### WORK TO BE COMPLETED
Return every line below in which "diureettien" appears.
== TASK MATERIAL ==
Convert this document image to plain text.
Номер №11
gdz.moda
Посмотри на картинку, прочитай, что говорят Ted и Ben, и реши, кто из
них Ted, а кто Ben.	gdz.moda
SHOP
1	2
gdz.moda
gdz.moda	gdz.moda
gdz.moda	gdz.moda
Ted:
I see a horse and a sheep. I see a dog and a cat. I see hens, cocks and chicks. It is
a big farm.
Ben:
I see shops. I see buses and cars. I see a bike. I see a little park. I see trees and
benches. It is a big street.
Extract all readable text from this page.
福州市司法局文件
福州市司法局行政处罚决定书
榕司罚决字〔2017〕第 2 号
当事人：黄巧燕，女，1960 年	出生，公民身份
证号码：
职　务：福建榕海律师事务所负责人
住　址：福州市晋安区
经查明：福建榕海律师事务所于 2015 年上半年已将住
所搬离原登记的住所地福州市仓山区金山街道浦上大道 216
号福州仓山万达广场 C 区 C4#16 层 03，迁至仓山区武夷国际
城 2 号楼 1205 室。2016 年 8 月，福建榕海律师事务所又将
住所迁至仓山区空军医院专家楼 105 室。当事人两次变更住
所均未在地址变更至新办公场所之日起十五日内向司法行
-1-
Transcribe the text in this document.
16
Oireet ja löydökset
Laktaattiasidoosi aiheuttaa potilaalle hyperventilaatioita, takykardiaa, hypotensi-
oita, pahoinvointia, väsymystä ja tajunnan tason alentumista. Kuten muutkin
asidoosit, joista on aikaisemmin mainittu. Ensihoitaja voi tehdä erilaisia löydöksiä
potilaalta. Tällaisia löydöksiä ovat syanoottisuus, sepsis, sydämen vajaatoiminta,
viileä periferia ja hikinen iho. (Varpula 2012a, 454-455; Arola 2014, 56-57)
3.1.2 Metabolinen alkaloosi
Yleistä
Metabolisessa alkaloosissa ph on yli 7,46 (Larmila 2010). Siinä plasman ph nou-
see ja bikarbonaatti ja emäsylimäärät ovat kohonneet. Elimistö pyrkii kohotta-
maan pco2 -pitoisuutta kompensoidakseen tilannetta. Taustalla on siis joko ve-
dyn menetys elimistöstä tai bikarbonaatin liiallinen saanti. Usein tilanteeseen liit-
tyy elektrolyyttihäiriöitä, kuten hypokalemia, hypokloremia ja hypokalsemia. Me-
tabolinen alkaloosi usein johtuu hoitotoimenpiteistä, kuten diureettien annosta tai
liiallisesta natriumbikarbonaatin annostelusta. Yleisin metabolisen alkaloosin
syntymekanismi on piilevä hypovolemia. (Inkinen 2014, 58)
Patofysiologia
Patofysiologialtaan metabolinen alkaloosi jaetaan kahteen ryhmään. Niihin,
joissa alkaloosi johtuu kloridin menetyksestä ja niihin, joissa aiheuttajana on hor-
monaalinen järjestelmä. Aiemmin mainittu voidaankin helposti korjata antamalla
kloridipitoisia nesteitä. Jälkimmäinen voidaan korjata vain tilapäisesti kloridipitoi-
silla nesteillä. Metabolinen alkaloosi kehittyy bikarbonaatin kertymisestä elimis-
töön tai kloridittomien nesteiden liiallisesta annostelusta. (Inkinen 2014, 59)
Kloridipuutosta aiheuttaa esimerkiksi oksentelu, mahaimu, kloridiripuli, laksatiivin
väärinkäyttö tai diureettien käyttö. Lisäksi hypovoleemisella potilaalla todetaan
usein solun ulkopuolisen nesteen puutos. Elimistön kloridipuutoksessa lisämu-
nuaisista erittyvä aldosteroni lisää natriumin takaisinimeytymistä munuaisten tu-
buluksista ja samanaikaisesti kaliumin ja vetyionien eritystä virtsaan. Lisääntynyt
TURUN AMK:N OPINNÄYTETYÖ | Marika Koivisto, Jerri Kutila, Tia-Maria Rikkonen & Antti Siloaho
===
### TASK OUTPUT
tabolinen alkaloosi usein johtuu hoitotoimenpiteistä, kuten diureettien annosta tai
väärinkäyttö tai diureettien käyttö. Lisäksi hypovoleemisella potilaalla todetaan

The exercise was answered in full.